> [WHAT IS BEING ASKED]: Restate the full set of records exactly, without adding or dropping a word.

::: SOURCE RECORDS

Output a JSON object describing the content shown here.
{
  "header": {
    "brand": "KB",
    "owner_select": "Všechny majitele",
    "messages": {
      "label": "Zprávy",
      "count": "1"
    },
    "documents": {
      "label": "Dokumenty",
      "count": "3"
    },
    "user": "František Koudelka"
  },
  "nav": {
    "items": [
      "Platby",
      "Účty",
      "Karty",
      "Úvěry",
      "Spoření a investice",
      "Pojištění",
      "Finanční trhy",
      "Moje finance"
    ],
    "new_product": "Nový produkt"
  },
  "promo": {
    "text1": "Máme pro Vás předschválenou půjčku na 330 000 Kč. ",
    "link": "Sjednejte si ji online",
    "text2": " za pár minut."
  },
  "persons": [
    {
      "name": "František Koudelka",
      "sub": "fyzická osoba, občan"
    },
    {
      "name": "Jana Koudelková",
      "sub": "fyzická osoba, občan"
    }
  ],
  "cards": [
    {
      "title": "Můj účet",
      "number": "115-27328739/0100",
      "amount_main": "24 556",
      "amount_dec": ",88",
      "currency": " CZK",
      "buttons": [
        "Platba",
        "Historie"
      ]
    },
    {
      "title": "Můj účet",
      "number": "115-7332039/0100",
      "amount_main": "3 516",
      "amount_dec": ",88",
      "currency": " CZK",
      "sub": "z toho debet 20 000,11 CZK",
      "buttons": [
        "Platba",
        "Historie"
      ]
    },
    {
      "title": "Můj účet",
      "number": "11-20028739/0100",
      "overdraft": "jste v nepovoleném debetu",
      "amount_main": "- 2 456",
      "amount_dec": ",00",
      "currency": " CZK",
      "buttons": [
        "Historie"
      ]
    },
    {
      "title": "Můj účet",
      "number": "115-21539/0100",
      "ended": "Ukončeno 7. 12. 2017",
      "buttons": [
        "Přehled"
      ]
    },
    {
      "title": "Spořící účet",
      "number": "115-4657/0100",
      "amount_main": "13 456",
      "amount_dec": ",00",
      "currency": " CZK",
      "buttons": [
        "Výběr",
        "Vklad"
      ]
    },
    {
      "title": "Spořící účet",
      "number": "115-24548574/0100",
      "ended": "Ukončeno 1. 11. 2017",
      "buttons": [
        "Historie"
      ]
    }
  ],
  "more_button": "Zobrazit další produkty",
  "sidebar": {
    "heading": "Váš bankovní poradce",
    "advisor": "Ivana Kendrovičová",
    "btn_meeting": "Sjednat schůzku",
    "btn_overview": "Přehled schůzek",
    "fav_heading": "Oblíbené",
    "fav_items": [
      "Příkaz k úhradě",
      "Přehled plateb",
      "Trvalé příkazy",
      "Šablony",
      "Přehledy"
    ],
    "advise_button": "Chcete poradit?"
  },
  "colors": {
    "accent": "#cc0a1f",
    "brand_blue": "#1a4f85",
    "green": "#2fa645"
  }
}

::::::

> [RESPONSE FOR THIS EXERCISE]:
Output a JSON object describing the content shown here.
{
  "header": {
    "brand": "KB",
    "owner_select": "Všechny majitele",
    "messages": {
      "label": "Zprávy",
      "count": "1"
    },
    "documents": {
      "label": "Dokumenty",
      "count": "3"
    },
    "user": "František Koudelka"
  },
  "nav": {
    "items": [
      "Platby",
      "Účty",
      "Karty",
      "Úvěry",
      "Spoření a investice",
      "Pojištění",
      "Finanční trhy",
      "Moje finance"
    ],
    "new_product": "Nový produkt"
  },
  "promo": {
    "text1": "Máme pro Vás předschválenou půjčku na 330 000 Kč. ",
    "link": "Sjednejte si ji online",
    "text2": " za pár minut."
  },
  "persons": [
    {
      "name": "František Koudelka",
      "sub": "fyzická osoba, občan"
    },
    {
      "name": "Jana Koudelková",
      "sub": "fyzická osoba, občan"
    }
  ],
  "cards": [
    {
      "title": "Můj účet",
      "number": "115-27328739/0100",
      "amount_main": "24 556",
      "amount_dec": ",88",
      "currency": " CZK",
      "buttons": [
        "Platba",
        "Historie"
      ]
    },
    {
      "title": "Můj účet",
      "number": "115-7332039/0100",
      "amount_main": "3 516",
      "amount_dec": ",88",
      "currency": " CZK",
      "sub": "z toho debet 20 000,11 CZK",
      "buttons": [
        "Platba",
        "Historie"
      ]
    },
    {
      "title": "Můj účet",
      "number": "11-20028739/0100",
      "overdraft": "jste v nepovoleném debetu",
      "amount_main": "- 2 456",
      "amount_dec": ",00",
      "currency": " CZK",
      "buttons": [
        "Historie"
      ]
    },
    {
      "title": "Můj účet",
      "number": "115-21539/0100",
      "ended": "Ukončeno 7. 12. 2017",
      "buttons": [
        "Přehled"
      ]
    },
    {
      "title": "Spořící účet",
      "number": "115-4657/0100",
      "amount_main": "13 456",
      "amount_dec": ",00",
      "currency": " CZK",
      "buttons": [
        "Výběr",
        "Vklad"
      ]
    },
    {
      "title": "Spořící účet",
      "number": "115-24548574/0100",
      "ended": "Ukončeno 1. 11. 2017",
      "buttons": [
        "Historie"
      ]
    }
  ],
  "more_button": "Zobrazit další produkty",
  "sidebar": {
    "heading": "Váš bankovní poradce",
    "advisor": "Ivana Kendrovičová",
    "btn_meeting": "Sjednat schůzku",
    "btn_overview": "Přehled schůzek",
    "fav_heading": "Oblíbené",
    "fav_items": [
      "Příkaz k úhradě",
      "Přehled plateb",
      "Trvalé příkazy",
      "Šablony",
      "Přehledy"
    ],
    "advise_button": "Chcete poradit?"
  },
  "colors": {
    "accent": "#cc0a1f",
    "brand_blue": "#1a4f85",
    "green": "#2fa645"
  }
}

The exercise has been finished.